(PROBLEMA PROPOSTO) Com base no texto sobre Vesaas abaixo, explique por que a escuridão era total no trecho inicial do romance citado, mesmo com estrelas no céu.

--- TEXTO DE ORIGEM ---

Autor prolífico, como cita a enciclopédia livre, Wikepedia. Entre suas obras selecionadas – todas relacionadas com seus títulos em inglês ou norueguês – seguem-se: Dei svarte hestane, romance de 1928; The great cycle, romance, 1924; Women call home, romance, 1935; The seed, romance, 1940; The house in the dark, romance, 1945; The winds, contos, 1952; Land of Hidden fires, poesia, 1953; Spring night, romance, 1954; The Birds, romance, 1957; The ice palace, romance, 1963; The bridges, romance, 1966; The boat in the Evening, romance, 1968 e, finalmente, Through Naked branches, poemas selecionados, 2000. Destas, sua única obra traduzida aqui, no Brasil, é The ice palace, O palácio de gelo.

Muito bem, não sabemos muitas coisas sobre este autor norueguês. Além de percebermos que ele foi um autor muito premiado em seu país, sabemos mais duas particularidades de Vesaas. Ele era um apreciador de longas caminhadas. Escreveu em nynorsk (?).

Franqueando o resultado de uma pequena pesquisa na internet: “o nynorsk, que antes de 1929 era chamado de landsmål, é uma das duas línguas escritas oficiais da Noruega e foi adotada pela decisão de igualdade linguística realizada em 12 de maio de 1885. Ela é usada na escrita por volta de 13% da população.” (obtido em https://cursodenoruegues.com.br)

Respiremos.

Vamos a O Castelo de Gelo. Como já é costume meu, acessemos os parágrafos iniciais:

“Um rosto jovem e alvo a luzir na escuridão. Uma menina de onze anos. Siss.

Na verdade era ainda tardinha, mas já estava escuro. A agonia de um outono congelante. Estrelas, mas sem lua no firmamento, e nada de neve para refletir a luz – a escuridão, apesar delas, era total. De ambos os lados, a floresta morta e silente encerrava tudo o que bem poderia estar vivo e congelando naquele exato instante.

Siss remoía muitas coisas à medida que caminhava envolta pela neblina. Pela primeira vez estava indo à casa de Unn, uma garota que mal conhecia, desbravar algo incerto, e por isso mesmo tão excitante.” (página 7)

Temos aí a base deste belo e melancólico romance: as duas garotas de onze anos se iniciam uma amizade. Enquanto Siss é extrovertida, alegre, líder de turma, Unn é seu oposto. Recolhida, taciturna e de poucas palavras, tinha chegado recentemente à localidade para morar com uma tia. Entretanto, Siss se sente atraída pela colega de mesma sala, na escola:

“Siss sentia um formigamento pelo corpo. Uma sensação tão prazerosa que não se dava o trabalho de esconder. Ela fingia que não era nada de mais, mas era uma sensação diferente e até reconfortante. Não era um olhar invasivo, nem enciumado, havia desejo naqueles olhos – ela logo percebeu ao fitá-los também. Havia expectativa. Unn afetava indiferença assim que saíam da sala, evitava se aproximar. Mas uma certeza Siss tinha ao sentir aquele formigamento se espalhando pelo corpo inteiro: Unn está sentada logo ali, de olhos postos em mim.” (página 12)

--- LINHAS BRUTAS ---

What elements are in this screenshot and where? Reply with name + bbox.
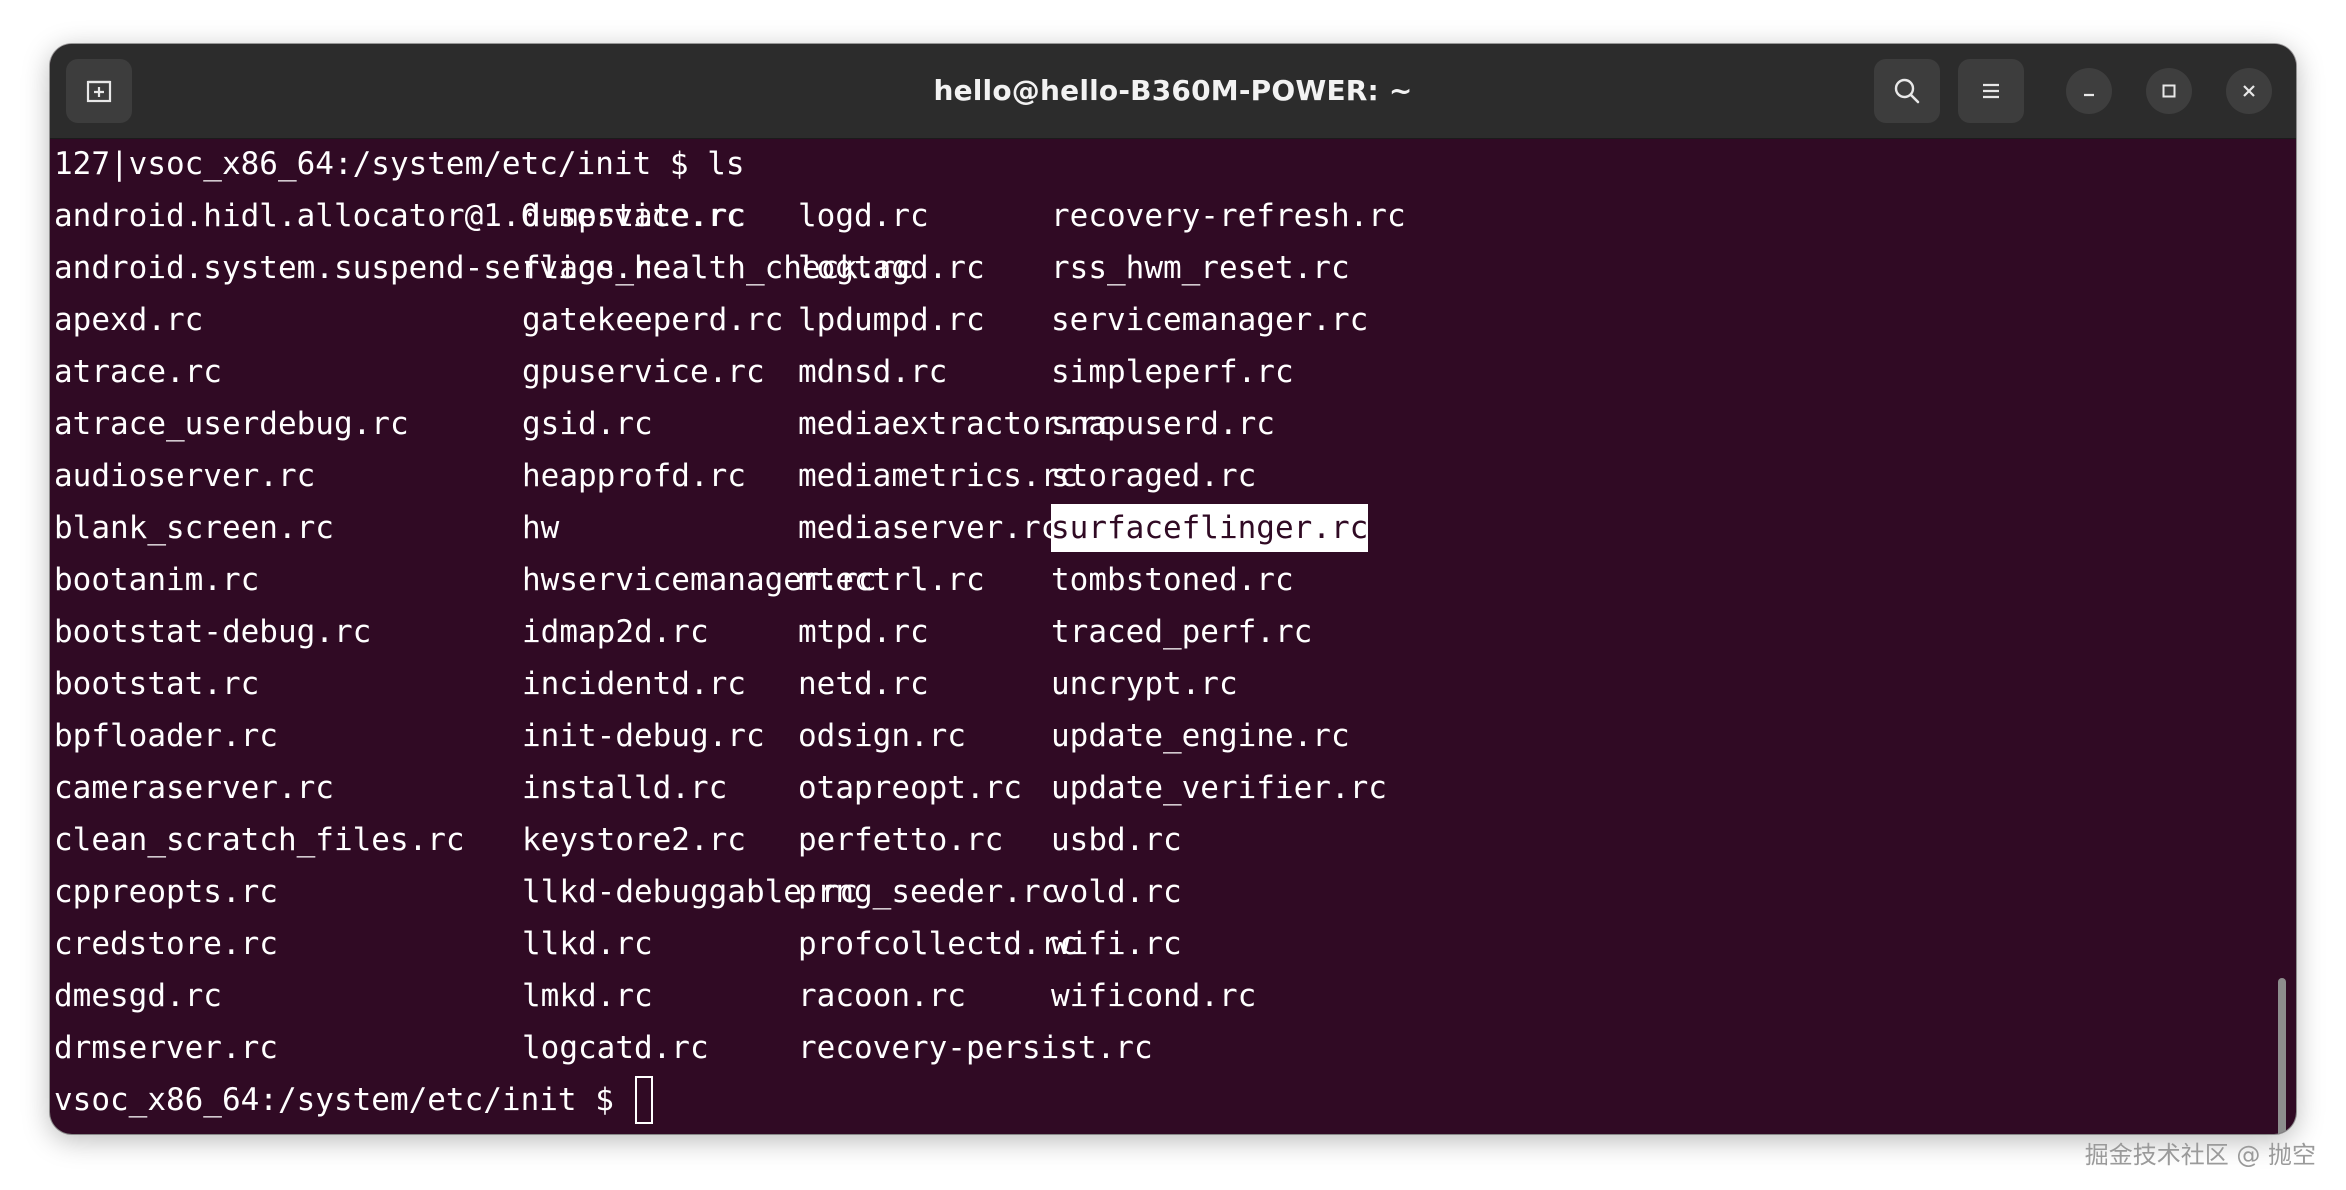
ls-entry: otapreopt.rc bbox=[798, 770, 1022, 806]
close-icon bbox=[2243, 85, 2255, 97]
minimize-icon bbox=[2084, 93, 2094, 97]
ls-entry: heapprofd.rc bbox=[522, 458, 746, 494]
new-tab-button[interactable] bbox=[66, 59, 132, 123]
ls-entry: installd.rc bbox=[522, 770, 728, 806]
ls-entry: simpleperf.rc bbox=[1051, 354, 1294, 390]
ls-entry: lpdumpd.rc bbox=[798, 302, 985, 338]
scrollbar[interactable] bbox=[2278, 978, 2286, 1134]
watermark: 掘金技术社区 @ 抛空 bbox=[2084, 1141, 2316, 1169]
ls-entry: mdnsd.rc bbox=[798, 354, 948, 390]
ls-entry: snapuserd.rc bbox=[1051, 406, 1275, 442]
ls-entry: profcollectd.rc bbox=[798, 926, 1078, 962]
new-tab-icon bbox=[86, 80, 112, 103]
ls-entry: bootstat.rc bbox=[54, 666, 260, 702]
ls-entry: wifi.rc bbox=[1051, 926, 1182, 962]
ls-entry: traced_perf.rc bbox=[1051, 614, 1313, 650]
ls-entry: odsign.rc bbox=[798, 718, 966, 754]
ls-entry: cameraserver.rc bbox=[54, 770, 334, 806]
ls-entry: gsid.rc bbox=[522, 406, 653, 442]
maximize-button[interactable] bbox=[2146, 68, 2192, 114]
ls-entry: lmkd.rc bbox=[522, 978, 653, 1014]
ls-entry: idmap2d.rc bbox=[522, 614, 709, 650]
terminal-window: hello@hello-B360M-POWER: ~ 127|vsoc_x86_… bbox=[50, 44, 2296, 1134]
ls-entry: dmesgd.rc bbox=[54, 978, 222, 1014]
header-bar: hello@hello-B360M-POWER: ~ bbox=[50, 44, 2296, 139]
prompt-text: vsoc_x86_64:/system/etc/init $ bbox=[54, 1082, 633, 1118]
prompt-row[interactable]: vsoc_x86_64:/system/etc/init $ bbox=[54, 1076, 653, 1124]
ls-entry: drmserver.rc bbox=[54, 1030, 278, 1066]
ls-entry: gatekeeperd.rc bbox=[522, 302, 784, 338]
ls-entry: mediametrics.rc bbox=[798, 458, 1078, 494]
ls-entry: dumpstate.rc bbox=[522, 198, 746, 234]
ls-entry: logcatd.rc bbox=[522, 1030, 709, 1066]
ls-entry: vold.rc bbox=[1051, 874, 1182, 910]
ls-entry: mtpd.rc bbox=[798, 614, 929, 650]
ls-entry: racoon.rc bbox=[798, 978, 966, 1014]
ls-entry: rss_hwm_reset.rc bbox=[1051, 250, 1350, 286]
ls-entry: tombstoned.rc bbox=[1051, 562, 1294, 598]
ls-entry: init-debug.rc bbox=[522, 718, 765, 754]
text-cursor bbox=[634, 1076, 653, 1124]
ls-entry: uncrypt.rc bbox=[1051, 666, 1238, 702]
ls-entry: update_engine.rc bbox=[1051, 718, 1350, 754]
ls-entry: llkd.rc bbox=[522, 926, 653, 962]
ls-entry: perfetto.rc bbox=[798, 822, 1004, 858]
ls-entry: recovery-refresh.rc bbox=[1051, 198, 1406, 234]
terminal-output[interactable]: 127|vsoc_x86_64:/system/etc/init $ ls an… bbox=[50, 138, 2296, 1134]
ls-entry: usbd.rc bbox=[1051, 822, 1182, 858]
ls-entry: gpuservice.rc bbox=[522, 354, 765, 390]
ls-entry: credstore.rc bbox=[54, 926, 278, 962]
ls-entry: logtagd.rc bbox=[798, 250, 985, 286]
hamburger-menu-icon bbox=[1983, 83, 1999, 99]
search-icon bbox=[1894, 78, 1920, 104]
ls-entry: netd.rc bbox=[798, 666, 929, 702]
ls-entry: atrace.rc bbox=[54, 354, 222, 390]
ls-entry: apexd.rc bbox=[54, 302, 204, 338]
ls-entry: bootanim.rc bbox=[54, 562, 260, 598]
ls-entry: cppreopts.rc bbox=[54, 874, 278, 910]
ls-entry: mtectrl.rc bbox=[798, 562, 985, 598]
ls-entry: atrace_userdebug.rc bbox=[54, 406, 409, 442]
minimize-button[interactable] bbox=[2066, 68, 2112, 114]
ls-entry: mediaserver.rc bbox=[798, 510, 1060, 546]
ls-entry: hw bbox=[522, 510, 560, 546]
ls-entry: clean_scratch_files.rc bbox=[54, 822, 465, 858]
close-button[interactable] bbox=[2226, 68, 2272, 114]
ls-entry: audioserver.rc bbox=[54, 458, 316, 494]
ls-entry: bootstat-debug.rc bbox=[54, 614, 372, 650]
ls-entry: storaged.rc bbox=[1051, 458, 1257, 494]
ls-entry: update_verifier.rc bbox=[1051, 770, 1387, 806]
command-line: 127|vsoc_x86_64:/system/etc/init $ ls bbox=[54, 146, 745, 182]
ls-entry: servicemanager.rc bbox=[1051, 302, 1369, 338]
ls-entry: recovery-persist.rc bbox=[798, 1030, 1153, 1066]
ls-entry: blank_screen.rc bbox=[54, 510, 334, 546]
maximize-icon bbox=[2162, 84, 2176, 98]
ls-entry: incidentd.rc bbox=[522, 666, 746, 702]
ls-entry: keystore2.rc bbox=[522, 822, 746, 858]
ls-entry: logd.rc bbox=[798, 198, 929, 234]
menu-button[interactable] bbox=[1958, 59, 2024, 123]
ls-entry: bpfloader.rc bbox=[54, 718, 278, 754]
ls-entry: wificond.rc bbox=[1051, 978, 1257, 1014]
search-button[interactable] bbox=[1874, 59, 1940, 123]
ls-entry: prng_seeder.rc bbox=[798, 874, 1060, 910]
ls-entry-selected: surfaceflinger.rc bbox=[1051, 504, 1369, 552]
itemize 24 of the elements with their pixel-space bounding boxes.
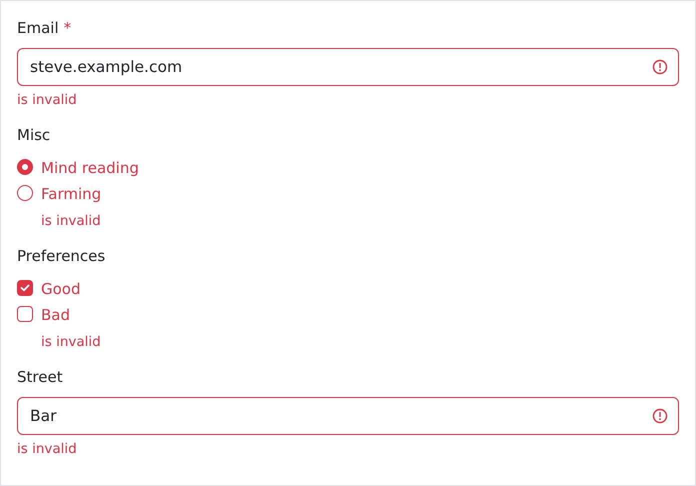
option-label: Mind reading	[41, 159, 139, 177]
radio-button[interactable]	[17, 185, 33, 201]
error-message: is invalid	[40, 333, 102, 351]
checkbox[interactable]	[17, 306, 33, 322]
error-message: is invalid	[40, 212, 102, 230]
option-label: Good	[41, 280, 80, 298]
field-label: Preferences	[17, 246, 106, 267]
field-label: Misc	[17, 125, 50, 146]
option-label: Bad	[41, 306, 70, 324]
option-label: Farming	[41, 185, 102, 203]
field-value: steve.example.com	[30, 58, 184, 76]
alert-icon	[652, 59, 668, 75]
field-value: Bar	[30, 407, 58, 425]
required-mark: *	[64, 18, 72, 39]
alert-icon	[652, 408, 668, 424]
field-label: Street	[17, 367, 63, 388]
error-message: is invalid	[17, 91, 78, 109]
field-label: Email	[17, 18, 59, 39]
checkbox[interactable]	[17, 280, 33, 296]
text-field[interactable]: steve.example.com	[17, 48, 679, 86]
text-field[interactable]: Bar	[17, 397, 679, 435]
check-icon	[20, 284, 30, 292]
error-message: is invalid	[17, 440, 78, 458]
radio-button[interactable]	[17, 159, 33, 175]
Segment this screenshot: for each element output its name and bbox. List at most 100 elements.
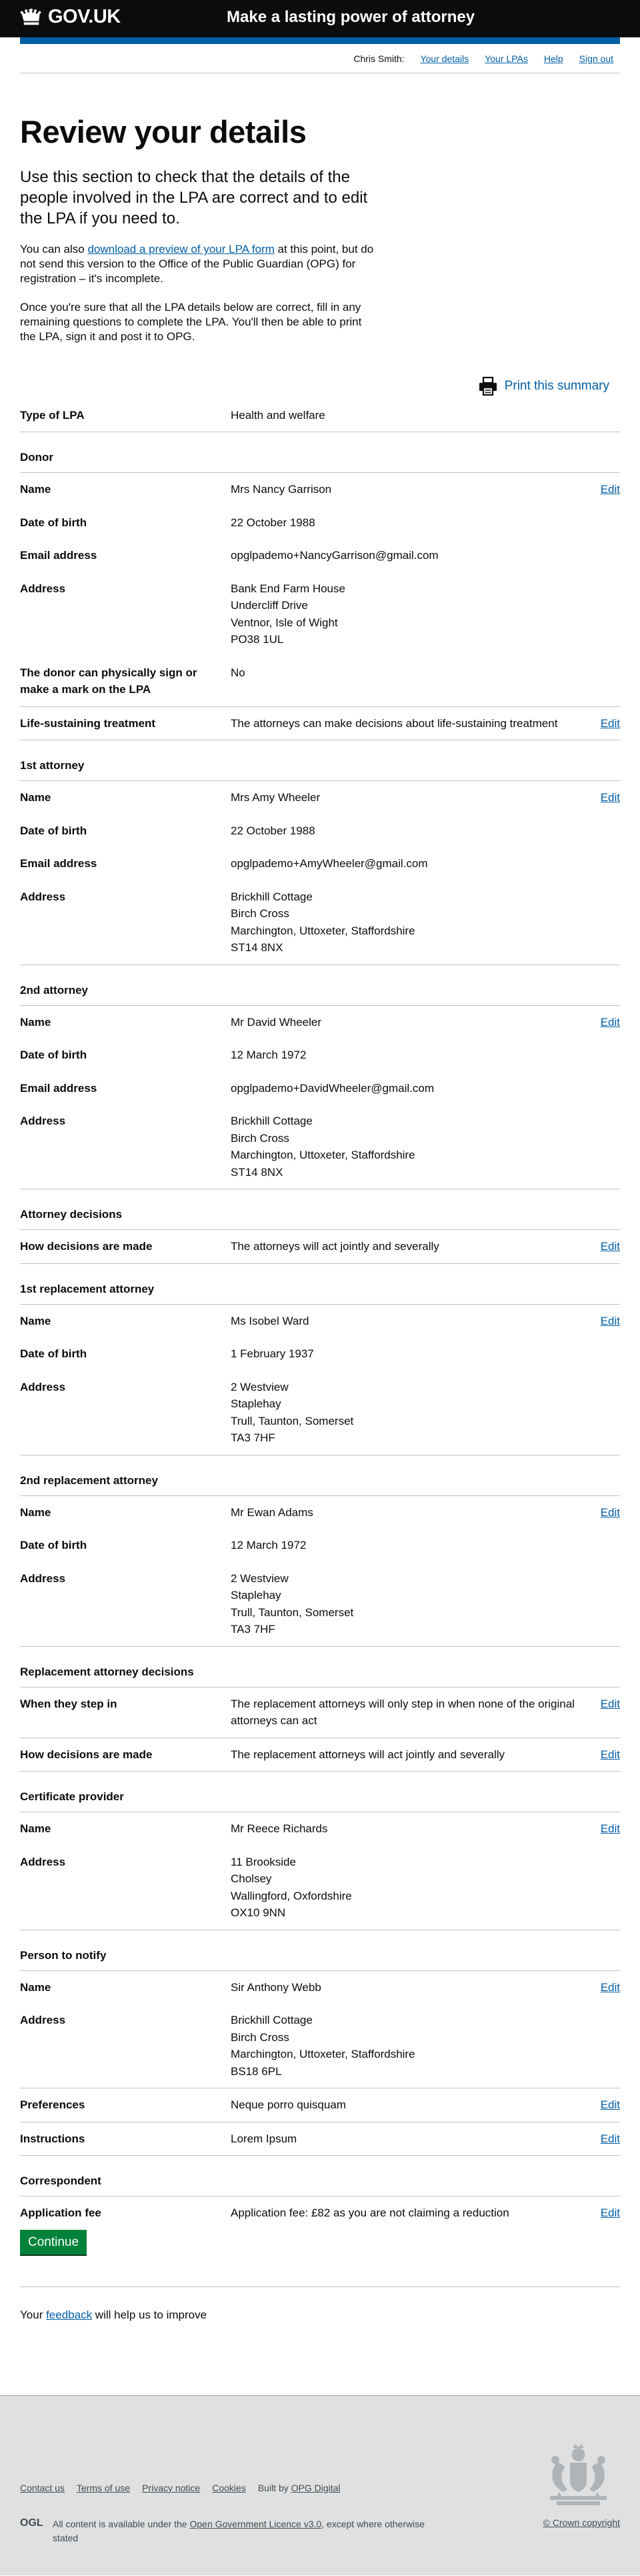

---

(RESULTADO OBTIDO) A escuridão era total porque não havia lua no firmamento nem neve que refletisse a luz. Por isso, as estrelas não bastavam para iluminar a noite.